** BEGIN **

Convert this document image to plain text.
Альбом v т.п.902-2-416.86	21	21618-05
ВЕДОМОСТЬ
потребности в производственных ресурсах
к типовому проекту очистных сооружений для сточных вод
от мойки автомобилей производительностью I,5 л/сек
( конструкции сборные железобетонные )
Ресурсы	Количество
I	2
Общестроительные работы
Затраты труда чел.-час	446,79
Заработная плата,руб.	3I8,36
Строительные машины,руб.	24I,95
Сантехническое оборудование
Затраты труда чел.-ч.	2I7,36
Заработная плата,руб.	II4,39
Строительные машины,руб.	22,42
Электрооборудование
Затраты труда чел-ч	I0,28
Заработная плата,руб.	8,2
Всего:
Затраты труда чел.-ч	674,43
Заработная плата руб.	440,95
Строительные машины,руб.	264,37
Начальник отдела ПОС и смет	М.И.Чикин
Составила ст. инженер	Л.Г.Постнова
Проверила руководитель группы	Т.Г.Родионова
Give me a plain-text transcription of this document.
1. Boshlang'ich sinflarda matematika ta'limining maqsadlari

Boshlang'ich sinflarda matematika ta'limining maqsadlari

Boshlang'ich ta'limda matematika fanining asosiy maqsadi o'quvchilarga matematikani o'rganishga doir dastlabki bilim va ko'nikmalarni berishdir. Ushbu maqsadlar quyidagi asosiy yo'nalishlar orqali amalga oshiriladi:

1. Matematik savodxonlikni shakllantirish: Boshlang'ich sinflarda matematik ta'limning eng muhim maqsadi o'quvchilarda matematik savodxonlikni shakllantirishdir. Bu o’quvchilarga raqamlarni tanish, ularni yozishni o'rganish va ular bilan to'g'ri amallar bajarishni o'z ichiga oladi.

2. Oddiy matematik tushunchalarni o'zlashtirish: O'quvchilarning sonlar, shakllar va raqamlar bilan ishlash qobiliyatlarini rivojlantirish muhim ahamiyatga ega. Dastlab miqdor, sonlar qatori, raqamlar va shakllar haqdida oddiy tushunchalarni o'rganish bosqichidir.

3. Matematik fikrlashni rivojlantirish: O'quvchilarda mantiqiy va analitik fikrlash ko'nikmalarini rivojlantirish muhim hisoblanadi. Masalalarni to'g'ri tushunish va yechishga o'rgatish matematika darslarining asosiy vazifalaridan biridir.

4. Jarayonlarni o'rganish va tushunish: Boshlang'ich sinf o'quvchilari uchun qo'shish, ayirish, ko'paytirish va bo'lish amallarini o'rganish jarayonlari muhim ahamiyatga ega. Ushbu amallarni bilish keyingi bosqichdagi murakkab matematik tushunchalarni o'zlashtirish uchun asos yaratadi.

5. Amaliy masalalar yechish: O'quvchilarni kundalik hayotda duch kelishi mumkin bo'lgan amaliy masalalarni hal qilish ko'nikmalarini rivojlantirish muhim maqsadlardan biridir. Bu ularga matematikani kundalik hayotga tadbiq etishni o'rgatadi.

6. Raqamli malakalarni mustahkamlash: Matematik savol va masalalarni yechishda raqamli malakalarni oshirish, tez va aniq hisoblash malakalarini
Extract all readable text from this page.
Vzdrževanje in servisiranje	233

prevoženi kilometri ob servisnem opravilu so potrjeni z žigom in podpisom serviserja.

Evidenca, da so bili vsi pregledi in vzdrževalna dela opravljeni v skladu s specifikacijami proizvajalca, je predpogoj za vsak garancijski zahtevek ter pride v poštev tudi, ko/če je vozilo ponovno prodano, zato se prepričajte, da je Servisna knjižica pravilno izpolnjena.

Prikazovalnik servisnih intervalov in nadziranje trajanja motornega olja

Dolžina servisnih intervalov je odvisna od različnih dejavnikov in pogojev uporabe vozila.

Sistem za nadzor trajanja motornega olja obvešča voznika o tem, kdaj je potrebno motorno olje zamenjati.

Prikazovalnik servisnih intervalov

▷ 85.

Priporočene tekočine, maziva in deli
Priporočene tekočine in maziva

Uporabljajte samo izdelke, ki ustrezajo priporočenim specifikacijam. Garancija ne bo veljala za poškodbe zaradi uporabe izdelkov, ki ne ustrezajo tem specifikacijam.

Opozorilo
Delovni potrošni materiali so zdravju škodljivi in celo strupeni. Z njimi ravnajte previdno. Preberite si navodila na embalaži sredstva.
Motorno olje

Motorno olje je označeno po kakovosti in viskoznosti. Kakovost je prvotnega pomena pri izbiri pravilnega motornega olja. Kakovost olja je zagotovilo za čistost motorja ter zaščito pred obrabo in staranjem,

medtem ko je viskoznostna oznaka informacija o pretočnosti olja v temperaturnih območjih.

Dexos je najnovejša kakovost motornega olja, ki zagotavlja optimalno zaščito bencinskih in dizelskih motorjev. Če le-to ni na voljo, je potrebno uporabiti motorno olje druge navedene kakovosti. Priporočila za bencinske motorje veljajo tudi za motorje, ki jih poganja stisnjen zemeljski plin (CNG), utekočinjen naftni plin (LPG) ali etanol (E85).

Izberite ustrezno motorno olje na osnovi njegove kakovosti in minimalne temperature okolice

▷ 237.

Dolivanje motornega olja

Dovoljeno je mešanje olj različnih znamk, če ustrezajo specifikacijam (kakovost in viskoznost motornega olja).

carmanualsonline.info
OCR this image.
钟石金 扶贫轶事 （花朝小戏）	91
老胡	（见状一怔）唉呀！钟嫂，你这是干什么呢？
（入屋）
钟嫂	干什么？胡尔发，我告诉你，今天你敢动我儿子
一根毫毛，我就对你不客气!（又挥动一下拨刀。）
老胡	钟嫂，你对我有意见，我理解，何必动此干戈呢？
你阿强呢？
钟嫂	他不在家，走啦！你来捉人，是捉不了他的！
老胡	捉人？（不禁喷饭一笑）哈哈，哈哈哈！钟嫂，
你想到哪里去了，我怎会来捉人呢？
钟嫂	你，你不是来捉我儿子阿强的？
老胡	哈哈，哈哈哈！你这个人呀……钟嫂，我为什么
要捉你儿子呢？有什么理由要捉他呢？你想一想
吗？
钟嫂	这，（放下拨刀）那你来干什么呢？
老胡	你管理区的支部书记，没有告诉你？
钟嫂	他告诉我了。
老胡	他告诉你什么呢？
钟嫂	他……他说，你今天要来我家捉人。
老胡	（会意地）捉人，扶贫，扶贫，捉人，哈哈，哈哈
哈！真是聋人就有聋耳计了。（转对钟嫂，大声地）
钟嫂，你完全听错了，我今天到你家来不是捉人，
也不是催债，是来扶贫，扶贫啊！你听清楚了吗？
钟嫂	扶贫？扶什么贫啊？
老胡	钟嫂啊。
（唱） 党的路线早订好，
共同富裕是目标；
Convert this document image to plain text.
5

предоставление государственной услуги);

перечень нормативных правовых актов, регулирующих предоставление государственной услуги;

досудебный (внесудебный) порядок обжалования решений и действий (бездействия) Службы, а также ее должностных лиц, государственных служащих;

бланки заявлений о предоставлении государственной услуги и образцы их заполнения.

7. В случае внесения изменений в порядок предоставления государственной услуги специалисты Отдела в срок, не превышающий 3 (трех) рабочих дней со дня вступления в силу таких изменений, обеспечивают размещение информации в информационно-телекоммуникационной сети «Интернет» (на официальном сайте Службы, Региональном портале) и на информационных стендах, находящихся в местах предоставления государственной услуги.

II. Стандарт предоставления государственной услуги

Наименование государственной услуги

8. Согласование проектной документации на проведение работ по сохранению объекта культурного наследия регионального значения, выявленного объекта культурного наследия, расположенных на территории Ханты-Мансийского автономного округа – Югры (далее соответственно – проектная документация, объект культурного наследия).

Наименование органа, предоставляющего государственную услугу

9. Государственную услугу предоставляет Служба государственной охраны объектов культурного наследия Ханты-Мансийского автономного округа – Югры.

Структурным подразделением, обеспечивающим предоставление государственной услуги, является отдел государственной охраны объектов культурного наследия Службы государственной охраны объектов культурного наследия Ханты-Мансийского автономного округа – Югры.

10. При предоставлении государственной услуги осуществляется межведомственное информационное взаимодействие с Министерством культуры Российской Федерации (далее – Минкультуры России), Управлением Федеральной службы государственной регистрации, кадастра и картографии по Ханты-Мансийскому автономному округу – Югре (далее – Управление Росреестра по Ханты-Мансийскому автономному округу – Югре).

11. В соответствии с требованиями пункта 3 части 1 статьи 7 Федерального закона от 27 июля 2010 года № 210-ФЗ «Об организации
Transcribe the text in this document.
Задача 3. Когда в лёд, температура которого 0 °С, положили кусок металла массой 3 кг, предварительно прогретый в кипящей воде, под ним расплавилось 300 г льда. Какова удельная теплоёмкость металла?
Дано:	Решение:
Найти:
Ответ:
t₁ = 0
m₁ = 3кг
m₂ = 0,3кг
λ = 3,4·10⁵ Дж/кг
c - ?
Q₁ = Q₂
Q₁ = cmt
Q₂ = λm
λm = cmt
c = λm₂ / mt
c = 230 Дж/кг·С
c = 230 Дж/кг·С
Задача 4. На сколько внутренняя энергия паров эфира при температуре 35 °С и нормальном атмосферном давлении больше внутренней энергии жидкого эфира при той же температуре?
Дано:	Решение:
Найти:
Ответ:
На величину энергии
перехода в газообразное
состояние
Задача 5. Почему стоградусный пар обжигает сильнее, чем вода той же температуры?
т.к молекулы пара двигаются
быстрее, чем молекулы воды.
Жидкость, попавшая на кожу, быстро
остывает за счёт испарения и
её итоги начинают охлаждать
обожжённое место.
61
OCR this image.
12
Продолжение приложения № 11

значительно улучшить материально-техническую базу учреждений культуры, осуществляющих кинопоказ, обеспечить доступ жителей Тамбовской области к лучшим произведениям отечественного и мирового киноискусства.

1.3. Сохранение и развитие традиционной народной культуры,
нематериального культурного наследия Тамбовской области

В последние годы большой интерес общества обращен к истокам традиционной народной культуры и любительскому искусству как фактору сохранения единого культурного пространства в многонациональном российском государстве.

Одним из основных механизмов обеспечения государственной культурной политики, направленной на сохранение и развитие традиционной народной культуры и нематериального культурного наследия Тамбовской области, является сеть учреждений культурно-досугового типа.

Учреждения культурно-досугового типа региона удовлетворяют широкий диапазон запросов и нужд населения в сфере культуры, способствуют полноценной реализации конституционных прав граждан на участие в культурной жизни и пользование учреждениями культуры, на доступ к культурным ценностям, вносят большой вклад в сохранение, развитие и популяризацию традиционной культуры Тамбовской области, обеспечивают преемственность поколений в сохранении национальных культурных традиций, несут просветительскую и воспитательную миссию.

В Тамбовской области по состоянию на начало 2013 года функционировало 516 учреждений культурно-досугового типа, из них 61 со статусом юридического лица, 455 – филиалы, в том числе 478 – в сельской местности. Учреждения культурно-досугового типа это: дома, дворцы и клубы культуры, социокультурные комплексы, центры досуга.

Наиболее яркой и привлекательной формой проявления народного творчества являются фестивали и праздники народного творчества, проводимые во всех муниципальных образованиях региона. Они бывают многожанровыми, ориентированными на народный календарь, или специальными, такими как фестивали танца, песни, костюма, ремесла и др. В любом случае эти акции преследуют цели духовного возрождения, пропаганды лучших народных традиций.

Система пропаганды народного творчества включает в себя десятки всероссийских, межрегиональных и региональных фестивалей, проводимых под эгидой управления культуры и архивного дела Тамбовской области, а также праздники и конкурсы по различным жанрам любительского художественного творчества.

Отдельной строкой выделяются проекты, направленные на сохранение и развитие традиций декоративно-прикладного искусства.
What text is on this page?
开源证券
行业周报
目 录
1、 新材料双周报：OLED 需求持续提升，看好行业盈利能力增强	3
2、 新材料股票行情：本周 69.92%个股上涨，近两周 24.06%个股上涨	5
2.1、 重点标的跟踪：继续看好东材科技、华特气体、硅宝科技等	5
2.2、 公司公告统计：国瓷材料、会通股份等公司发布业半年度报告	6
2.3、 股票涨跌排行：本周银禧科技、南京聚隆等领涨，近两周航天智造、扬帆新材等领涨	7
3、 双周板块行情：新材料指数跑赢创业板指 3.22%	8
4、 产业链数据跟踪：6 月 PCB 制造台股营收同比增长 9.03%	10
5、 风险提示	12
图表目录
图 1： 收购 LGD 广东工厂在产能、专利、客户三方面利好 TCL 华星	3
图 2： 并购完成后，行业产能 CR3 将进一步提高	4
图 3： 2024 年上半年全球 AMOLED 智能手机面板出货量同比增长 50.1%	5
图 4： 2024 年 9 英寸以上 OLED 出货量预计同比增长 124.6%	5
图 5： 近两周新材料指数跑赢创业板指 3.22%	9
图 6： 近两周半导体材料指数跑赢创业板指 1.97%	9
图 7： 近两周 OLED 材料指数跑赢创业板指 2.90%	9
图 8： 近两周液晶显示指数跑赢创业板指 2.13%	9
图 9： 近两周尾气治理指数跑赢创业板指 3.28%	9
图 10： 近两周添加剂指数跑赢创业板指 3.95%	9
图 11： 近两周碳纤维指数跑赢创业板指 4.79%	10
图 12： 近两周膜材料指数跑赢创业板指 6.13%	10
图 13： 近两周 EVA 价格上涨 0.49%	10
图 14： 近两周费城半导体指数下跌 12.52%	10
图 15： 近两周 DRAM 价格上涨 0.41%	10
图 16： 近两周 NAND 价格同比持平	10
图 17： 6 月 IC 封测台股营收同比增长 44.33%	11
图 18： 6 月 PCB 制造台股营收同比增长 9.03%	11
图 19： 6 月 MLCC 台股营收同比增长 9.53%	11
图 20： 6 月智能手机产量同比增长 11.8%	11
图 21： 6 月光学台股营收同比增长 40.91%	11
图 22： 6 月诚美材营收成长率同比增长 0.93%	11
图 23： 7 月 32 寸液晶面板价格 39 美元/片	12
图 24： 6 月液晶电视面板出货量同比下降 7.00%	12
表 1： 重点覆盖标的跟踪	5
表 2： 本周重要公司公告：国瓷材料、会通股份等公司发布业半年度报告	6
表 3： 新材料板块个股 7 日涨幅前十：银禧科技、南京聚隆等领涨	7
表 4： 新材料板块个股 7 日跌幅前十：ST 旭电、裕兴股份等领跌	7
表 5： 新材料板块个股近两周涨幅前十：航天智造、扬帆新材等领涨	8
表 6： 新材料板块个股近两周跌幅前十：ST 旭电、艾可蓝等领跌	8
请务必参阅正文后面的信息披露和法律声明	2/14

** END **

- _Given instruction_: Repeat only the lines running from the line that contains "What text is on this page?" through the last line above, inclusive.

- _Task response_:
What text is on this page?
开源证券
行业周报
目 录
1、 新材料双周报：OLED 需求持续提升，看好行业盈利能力增强	3
2、 新材料股票行情：本周 69.92%个股上涨，近两周 24.06%个股上涨	5
2.1、 重点标的跟踪：继续看好东材科技、华特气体、硅宝科技等	5
2.2、 公司公告统计：国瓷材料、会通股份等公司发布业半年度报告	6
2.3、 股票涨跌排行：本周银禧科技、南京聚隆等领涨，近两周航天智造、扬帆新材等领涨	7
3、 双周板块行情：新材料指数跑赢创业板指 3.22%	8
4、 产业链数据跟踪：6 月 PCB 制造台股营收同比增长 9.03%	10
5、 风险提示	12
图表目录
图 1： 收购 LGD 广东工厂在产能、专利、客户三方面利好 TCL 华星	3
图 2： 并购完成后，行业产能 CR3 将进一步提高	4
图 3： 2024 年上半年全球 AMOLED 智能手机面板出货量同比增长 50.1%	5
图 4： 2024 年 9 英寸以上 OLED 出货量预计同比增长 124.6%	5
图 5： 近两周新材料指数跑赢创业板指 3.22%	9
图 6： 近两周半导体材料指数跑赢创业板指 1.97%	9
图 7： 近两周 OLED 材料指数跑赢创业板指 2.90%	9
图 8： 近两周液晶显示指数跑赢创业板指 2.13%	9
图 9： 近两周尾气治理指数跑赢创业板指 3.28%	9
图 10： 近两周添加剂指数跑赢创业板指 3.95%	9
图 11： 近两周碳纤维指数跑赢创业板指 4.79%	10
图 12： 近两周膜材料指数跑赢创业板指 6.13%	10
图 13： 近两周 EVA 价格上涨 0.49%	10
图 14： 近两周费城半导体指数下跌 12.52%	10
图 15： 近两周 DRAM 价格上涨 0.41%	10
图 16： 近两周 NAND 价格同比持平	10
图 17： 6 月 IC 封测台股营收同比增长 44.33%	11
图 18： 6 月 PCB 制造台股营收同比增长 9.03%	11
图 19： 6 月 MLCC 台股营收同比增长 9.53%	11
图 20： 6 月智能手机产量同比增长 11.8%	11
图 21： 6 月光学台股营收同比增长 40.91%	11
图 22： 6 月诚美材营收成长率同比增长 0.93%	11
图 23： 7 月 32 寸液晶面板价格 39 美元/片	12
图 24： 6 月液晶电视面板出货量同比下降 7.00%	12
表 1： 重点覆盖标的跟踪	5
表 2： 本周重要公司公告：国瓷材料、会通股份等公司发布业半年度报告	6
表 3： 新材料板块个股 7 日涨幅前十：银禧科技、南京聚隆等领涨	7
表 4： 新材料板块个股 7 日跌幅前十：ST 旭电、裕兴股份等领跌	7
表 5： 新材料板块个股近两周涨幅前十：航天智造、扬帆新材等领涨	8
表 6： 新材料板块个股近两周跌幅前十：ST 旭电、艾可蓝等领跌	8
请务必参阅正文后面的信息披露和法律声明	2/14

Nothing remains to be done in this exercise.